▶ The exercise
Skip all pictures, then print the remaining material exactly.

▶ Available data
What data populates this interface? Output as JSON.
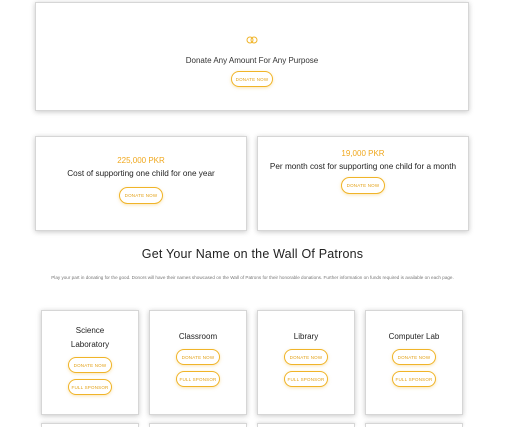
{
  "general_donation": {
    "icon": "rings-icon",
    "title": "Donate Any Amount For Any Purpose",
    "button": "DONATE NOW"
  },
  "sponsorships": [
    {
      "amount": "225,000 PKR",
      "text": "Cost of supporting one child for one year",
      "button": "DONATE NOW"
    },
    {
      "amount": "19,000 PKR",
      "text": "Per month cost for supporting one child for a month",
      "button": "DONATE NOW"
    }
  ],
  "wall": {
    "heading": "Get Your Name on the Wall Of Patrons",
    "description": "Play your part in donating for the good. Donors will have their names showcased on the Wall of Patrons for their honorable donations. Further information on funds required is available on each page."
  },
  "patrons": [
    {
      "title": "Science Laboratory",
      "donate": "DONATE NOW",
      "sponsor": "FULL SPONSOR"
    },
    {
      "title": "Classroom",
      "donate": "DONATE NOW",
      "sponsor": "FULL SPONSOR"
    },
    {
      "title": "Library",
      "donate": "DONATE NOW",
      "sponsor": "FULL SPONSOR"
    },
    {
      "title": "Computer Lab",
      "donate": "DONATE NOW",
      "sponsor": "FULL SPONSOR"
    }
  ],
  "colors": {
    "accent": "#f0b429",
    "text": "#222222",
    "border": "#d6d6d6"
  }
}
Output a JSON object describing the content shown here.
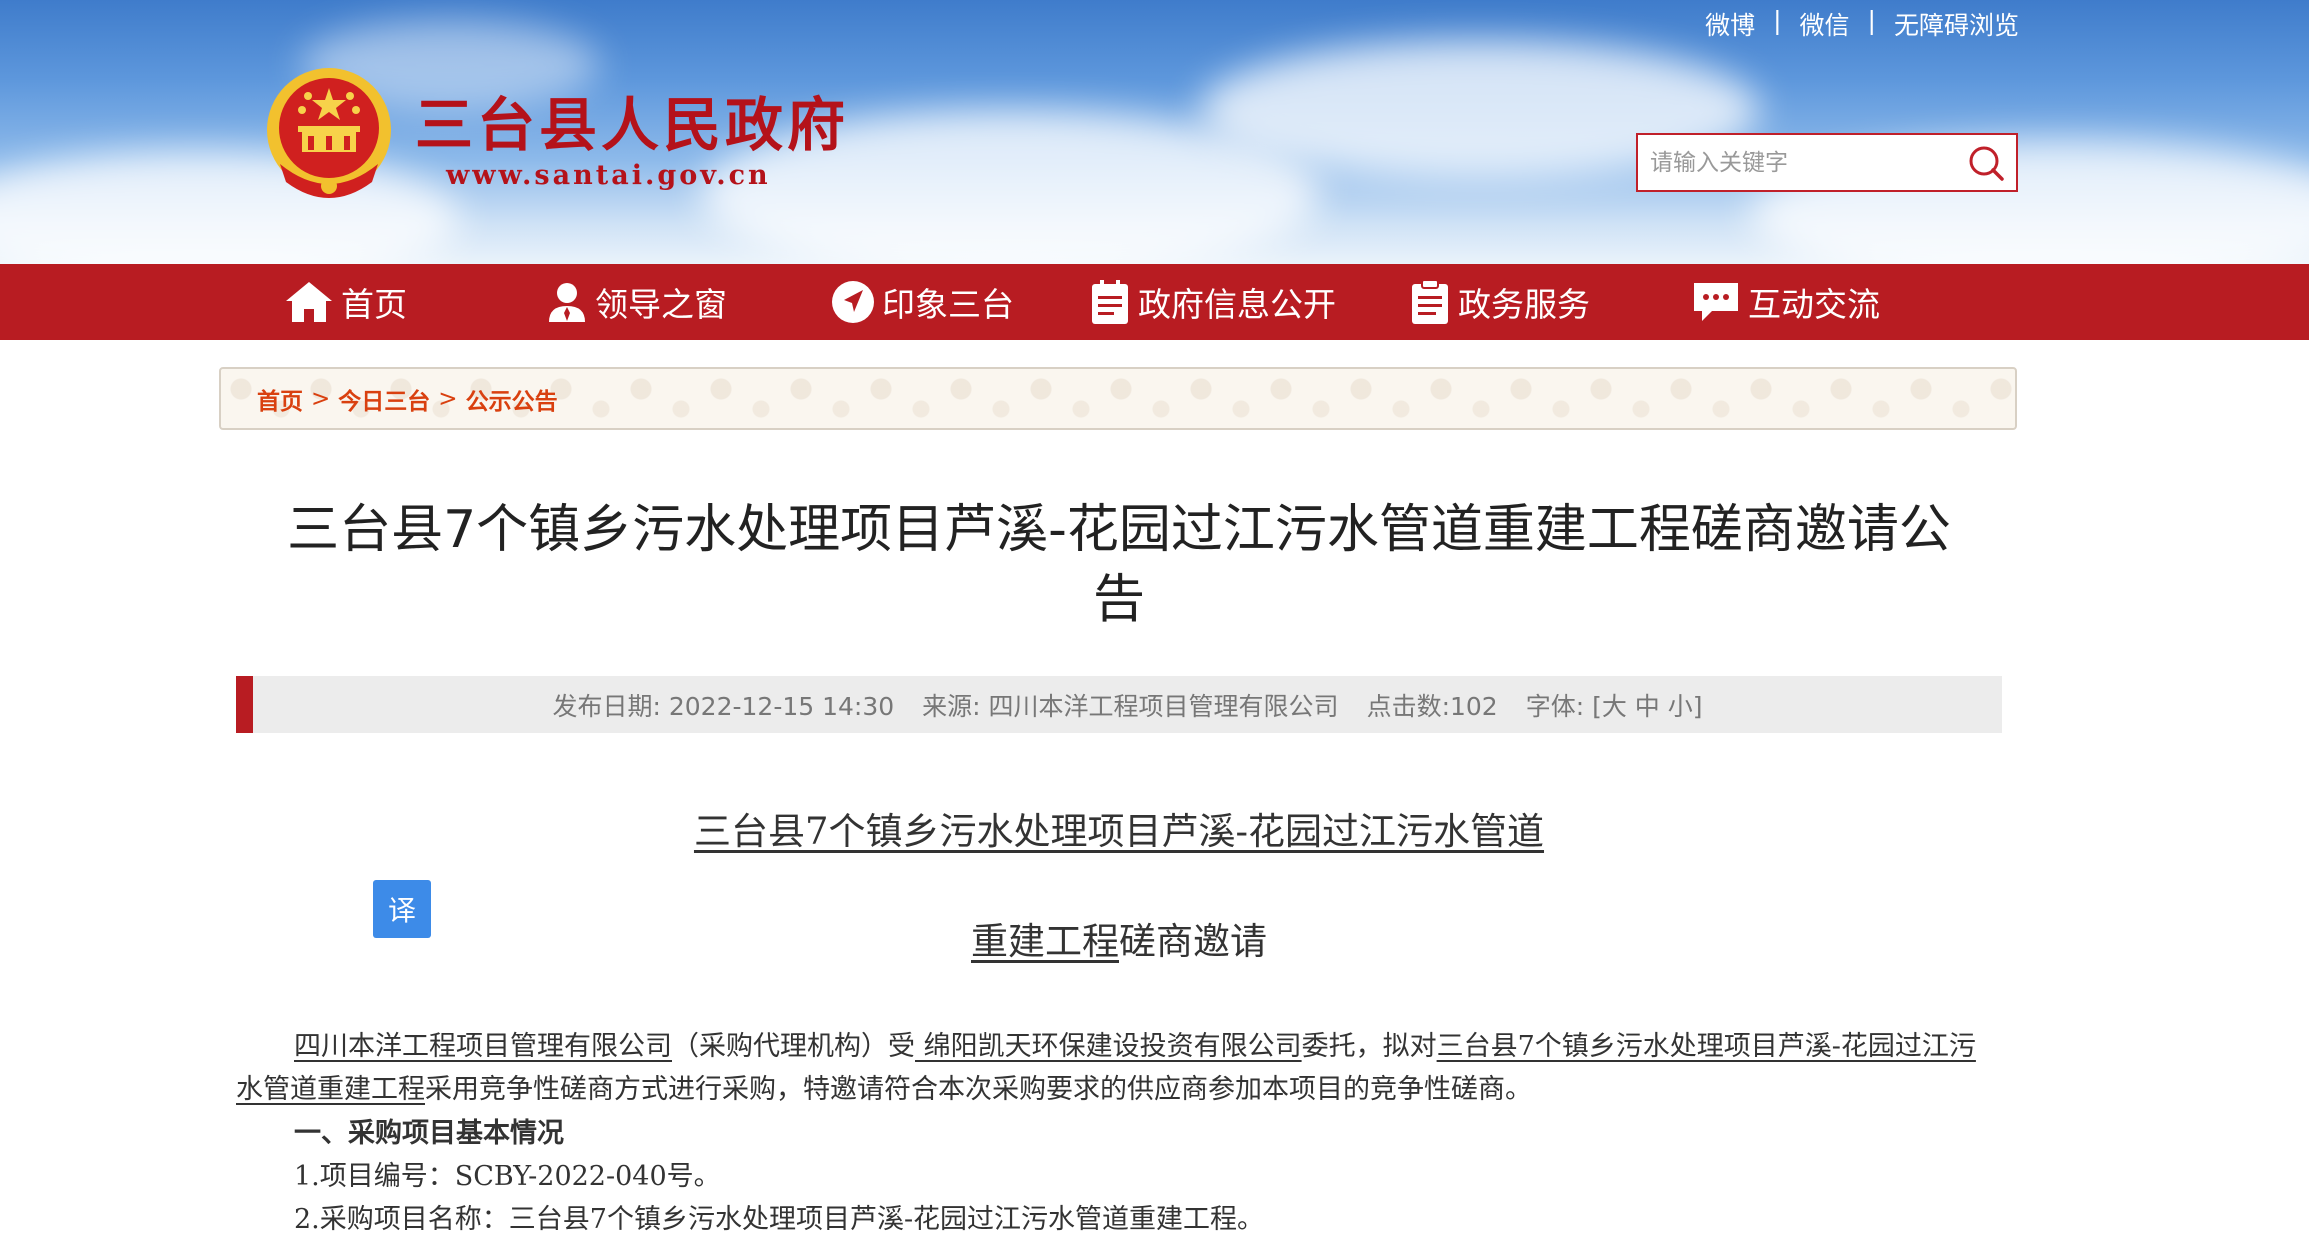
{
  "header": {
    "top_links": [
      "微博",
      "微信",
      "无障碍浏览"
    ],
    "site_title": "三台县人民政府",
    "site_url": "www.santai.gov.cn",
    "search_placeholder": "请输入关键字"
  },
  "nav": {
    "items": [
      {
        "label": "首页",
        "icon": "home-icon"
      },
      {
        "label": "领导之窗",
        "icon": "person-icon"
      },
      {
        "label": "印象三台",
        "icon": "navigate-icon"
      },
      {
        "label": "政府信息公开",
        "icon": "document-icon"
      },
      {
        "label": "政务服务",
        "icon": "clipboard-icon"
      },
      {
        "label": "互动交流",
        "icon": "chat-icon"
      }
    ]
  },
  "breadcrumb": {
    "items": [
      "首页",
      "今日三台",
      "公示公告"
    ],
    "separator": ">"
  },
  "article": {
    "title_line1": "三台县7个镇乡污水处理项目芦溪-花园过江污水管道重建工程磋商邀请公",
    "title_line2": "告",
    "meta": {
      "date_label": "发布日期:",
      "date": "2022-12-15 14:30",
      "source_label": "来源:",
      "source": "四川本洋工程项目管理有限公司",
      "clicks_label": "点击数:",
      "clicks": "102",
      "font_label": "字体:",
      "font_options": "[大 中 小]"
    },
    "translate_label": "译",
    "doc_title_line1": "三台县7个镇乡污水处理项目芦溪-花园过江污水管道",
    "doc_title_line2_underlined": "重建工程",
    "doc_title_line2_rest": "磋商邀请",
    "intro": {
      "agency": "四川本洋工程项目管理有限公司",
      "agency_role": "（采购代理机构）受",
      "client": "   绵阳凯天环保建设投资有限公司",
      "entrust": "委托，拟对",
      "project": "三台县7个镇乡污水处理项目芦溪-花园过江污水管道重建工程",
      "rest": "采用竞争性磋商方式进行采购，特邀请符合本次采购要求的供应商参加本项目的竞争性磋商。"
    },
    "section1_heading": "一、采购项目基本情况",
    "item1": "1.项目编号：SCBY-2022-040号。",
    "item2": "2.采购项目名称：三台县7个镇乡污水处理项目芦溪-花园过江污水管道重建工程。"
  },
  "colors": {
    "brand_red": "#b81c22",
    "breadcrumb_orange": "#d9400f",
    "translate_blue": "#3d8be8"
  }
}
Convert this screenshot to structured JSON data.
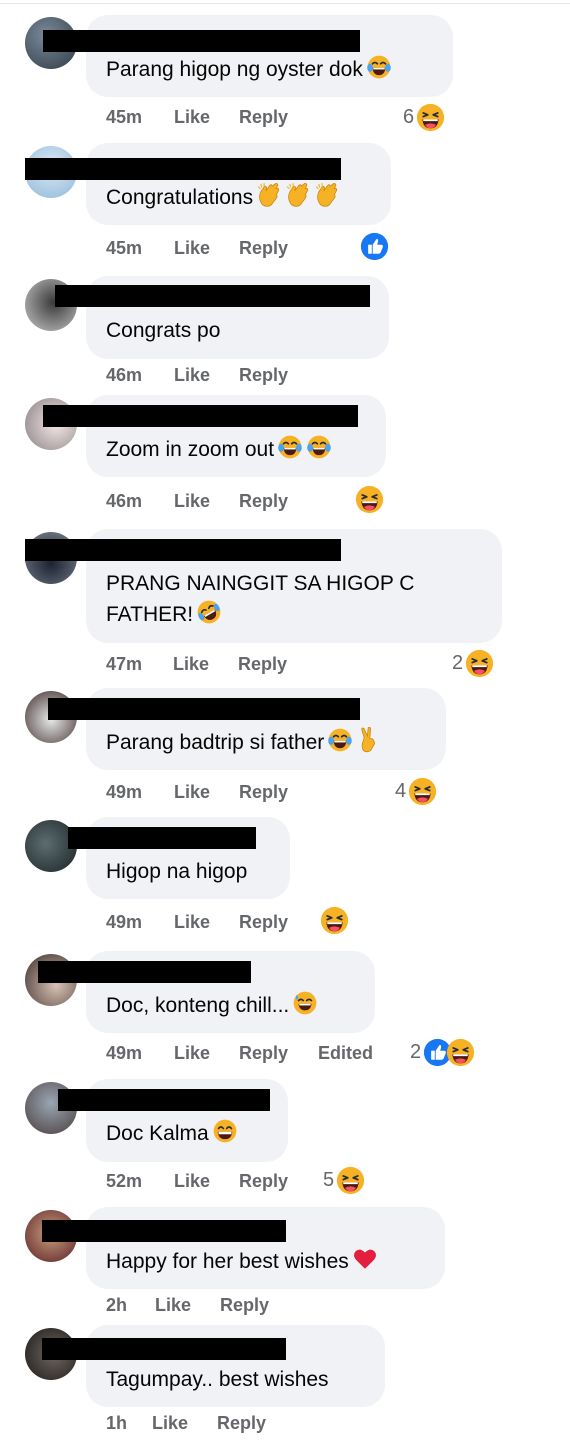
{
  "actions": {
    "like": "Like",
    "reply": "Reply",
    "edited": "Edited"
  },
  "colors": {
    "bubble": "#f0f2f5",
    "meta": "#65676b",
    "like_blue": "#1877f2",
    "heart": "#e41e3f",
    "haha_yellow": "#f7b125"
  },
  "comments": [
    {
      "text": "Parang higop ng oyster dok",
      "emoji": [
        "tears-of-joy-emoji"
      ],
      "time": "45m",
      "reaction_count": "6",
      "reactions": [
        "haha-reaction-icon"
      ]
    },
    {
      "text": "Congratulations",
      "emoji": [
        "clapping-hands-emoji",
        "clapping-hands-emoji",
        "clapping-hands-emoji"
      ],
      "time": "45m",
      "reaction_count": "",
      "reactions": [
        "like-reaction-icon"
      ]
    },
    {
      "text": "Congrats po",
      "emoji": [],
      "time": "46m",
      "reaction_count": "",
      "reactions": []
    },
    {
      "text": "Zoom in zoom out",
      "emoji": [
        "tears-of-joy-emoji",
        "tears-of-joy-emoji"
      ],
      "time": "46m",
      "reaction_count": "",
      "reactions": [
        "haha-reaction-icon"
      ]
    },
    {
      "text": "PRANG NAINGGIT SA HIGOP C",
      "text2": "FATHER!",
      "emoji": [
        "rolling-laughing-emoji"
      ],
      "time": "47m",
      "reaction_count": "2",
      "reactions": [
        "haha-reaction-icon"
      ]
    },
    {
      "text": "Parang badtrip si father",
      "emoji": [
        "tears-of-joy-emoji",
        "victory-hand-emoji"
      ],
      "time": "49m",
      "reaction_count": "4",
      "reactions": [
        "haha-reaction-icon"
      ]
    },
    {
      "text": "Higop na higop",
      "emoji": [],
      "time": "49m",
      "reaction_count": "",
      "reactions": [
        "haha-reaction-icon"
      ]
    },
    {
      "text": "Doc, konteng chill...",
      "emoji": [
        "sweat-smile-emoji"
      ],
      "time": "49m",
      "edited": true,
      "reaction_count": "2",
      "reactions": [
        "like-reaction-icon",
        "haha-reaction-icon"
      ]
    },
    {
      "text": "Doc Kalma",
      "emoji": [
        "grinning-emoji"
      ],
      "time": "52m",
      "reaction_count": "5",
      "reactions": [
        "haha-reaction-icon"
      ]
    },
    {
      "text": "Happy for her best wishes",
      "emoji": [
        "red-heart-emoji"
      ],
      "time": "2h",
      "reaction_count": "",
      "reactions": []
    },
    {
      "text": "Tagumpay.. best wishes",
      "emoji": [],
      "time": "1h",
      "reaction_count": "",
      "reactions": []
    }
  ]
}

▶ Result of the exercise
What data populates this interface? Output as JSON.
{
  "general_donation": {
    "icon": "rings-icon",
    "title": "Donate Any Amount For Any Purpose",
    "button": "DONATE NOW"
  },
  "sponsorships": [
    {
      "amount": "225,000 PKR",
      "text": "Cost of supporting one child for one year",
      "button": "DONATE NOW"
    },
    {
      "amount": "19,000 PKR",
      "text": "Per month cost for supporting one child for a month",
      "button": "DONATE NOW"
    }
  ],
  "wall": {
    "heading": "Get Your Name on the Wall Of Patrons",
    "description": "Play your part in donating for the good. Donors will have their names showcased on the Wall of Patrons for their honorable donations. Further information on funds required is available on each page."
  },
  "patrons": [
    {
      "title": "Science Laboratory",
      "donate": "DONATE NOW",
      "sponsor": "FULL SPONSOR"
    },
    {
      "title": "Classroom",
      "donate": "DONATE NOW",
      "sponsor": "FULL SPONSOR"
    },
    {
      "title": "Library",
      "donate": "DONATE NOW",
      "sponsor": "FULL SPONSOR"
    },
    {
      "title": "Computer Lab",
      "donate": "DONATE NOW",
      "sponsor": "FULL SPONSOR"
    }
  ],
  "colors": {
    "accent": "#f0b429",
    "text": "#222222",
    "border": "#d6d6d6"
  }
}
Output a JSON object describing the content shown here.
{
  "header": {
    "top_links": [
      "微博",
      "微信",
      "无障碍浏览"
    ],
    "site_title": "三台县人民政府",
    "site_url": "www.santai.gov.cn",
    "search_placeholder": "请输入关键字"
  },
  "nav": {
    "items": [
      {
        "label": "首页",
        "icon": "home-icon"
      },
      {
        "label": "领导之窗",
        "icon": "person-icon"
      },
      {
        "label": "印象三台",
        "icon": "navigate-icon"
      },
      {
        "label": "政府信息公开",
        "icon": "document-icon"
      },
      {
        "label": "政务服务",
        "icon": "clipboard-icon"
      },
      {
        "label": "互动交流",
        "icon": "chat-icon"
      }
    ]
  },
  "breadcrumb": {
    "items": [
      "首页",
      "今日三台",
      "公示公告"
    ],
    "separator": ">"
  },
  "article": {
    "title_line1": "三台县7个镇乡污水处理项目芦溪-花园过江污水管道重建工程磋商邀请公",
    "title_line2": "告",
    "meta": {
      "date_label": "发布日期:",
      "date": "2022-12-15 14:30",
      "source_label": "来源:",
      "source": "四川本洋工程项目管理有限公司",
      "clicks_label": "点击数:",
      "clicks": "102",
      "font_label": "字体:",
      "font_options": "[大 中 小]"
    },
    "translate_label": "译",
    "doc_title_line1": "三台县7个镇乡污水处理项目芦溪-花园过江污水管道",
    "doc_title_line2_underlined": "重建工程",
    "doc_title_line2_rest": "磋商邀请",
    "intro": {
      "agency": "四川本洋工程项目管理有限公司",
      "agency_role": "（采购代理机构）受",
      "client": "   绵阳凯天环保建设投资有限公司",
      "entrust": "委托，拟对",
      "project": "三台县7个镇乡污水处理项目芦溪-花园过江污水管道重建工程",
      "rest": "采用竞争性磋商方式进行采购，特邀请符合本次采购要求的供应商参加本项目的竞争性磋商。"
    },
    "section1_heading": "一、采购项目基本情况",
    "item1": "1.项目编号：SCBY-2022-040号。",
    "item2": "2.采购项目名称：三台县7个镇乡污水处理项目芦溪-花园过江污水管道重建工程。"
  },
  "colors": {
    "brand_red": "#b81c22",
    "breadcrumb_orange": "#d9400f",
    "translate_blue": "#3d8be8"
  }
}
Convert this screenshot to structured JSON data.
{
  "actions": {
    "like": "Like",
    "reply": "Reply",
    "edited": "Edited"
  },
  "colors": {
    "bubble": "#f0f2f5",
    "meta": "#65676b",
    "like_blue": "#1877f2",
    "heart": "#e41e3f",
    "haha_yellow": "#f7b125"
  },
  "comments": [
    {
      "text": "Parang higop ng oyster dok",
      "emoji": [
        "tears-of-joy-emoji"
      ],
      "time": "45m",
      "reaction_count": "6",
      "reactions": [
        "haha-reaction-icon"
      ]
    },
    {
      "text": "Congratulations",
      "emoji": [
        "clapping-hands-emoji",
        "clapping-hands-emoji",
        "clapping-hands-emoji"
      ],
      "time": "45m",
      "reaction_count": "",
      "reactions": [
        "like-reaction-icon"
      ]
    },
    {
      "text": "Congrats po",
      "emoji": [],
      "time": "46m",
      "reaction_count": "",
      "reactions": []
    },
    {
      "text": "Zoom in zoom out",
      "emoji": [
        "tears-of-joy-emoji",
        "tears-of-joy-emoji"
      ],
      "time": "46m",
      "reaction_count": "",
      "reactions": [
        "haha-reaction-icon"
      ]
    },
    {
      "text": "PRANG NAINGGIT SA HIGOP C",
      "text2": "FATHER!",
      "emoji": [
        "rolling-laughing-emoji"
      ],
      "time": "47m",
      "reaction_count": "2",
      "reactions": [
        "haha-reaction-icon"
      ]
    },
    {
      "text": "Parang badtrip si father",
      "emoji": [
        "tears-of-joy-emoji",
        "victory-hand-emoji"
      ],
      "time": "49m",
      "reaction_count": "4",
      "reactions": [
        "haha-reaction-icon"
      ]
    },
    {
      "text": "Higop na higop",
      "emoji": [],
      "time": "49m",
      "reaction_count": "",
      "reactions": [
        "haha-reaction-icon"
      ]
    },
    {
      "text": "Doc, konteng chill...",
      "emoji": [
        "sweat-smile-emoji"
      ],
      "time": "49m",
      "edited": true,
      "reaction_count": "2",
      "reactions": [
        "like-reaction-icon",
        "haha-reaction-icon"
      ]
    },
    {
      "text": "Doc Kalma",
      "emoji": [
        "grinning-emoji"
      ],
      "time": "52m",
      "reaction_count": "5",
      "reactions": [
        "haha-reaction-icon"
      ]
    },
    {
      "text": "Happy for her best wishes",
      "emoji": [
        "red-heart-emoji"
      ],
      "time": "2h",
      "reaction_count": "",
      "reactions": []
    },
    {
      "text": "Tagumpay.. best wishes",
      "emoji": [],
      "time": "1h",
      "reaction_count": "",
      "reactions": []
    }
  ]
}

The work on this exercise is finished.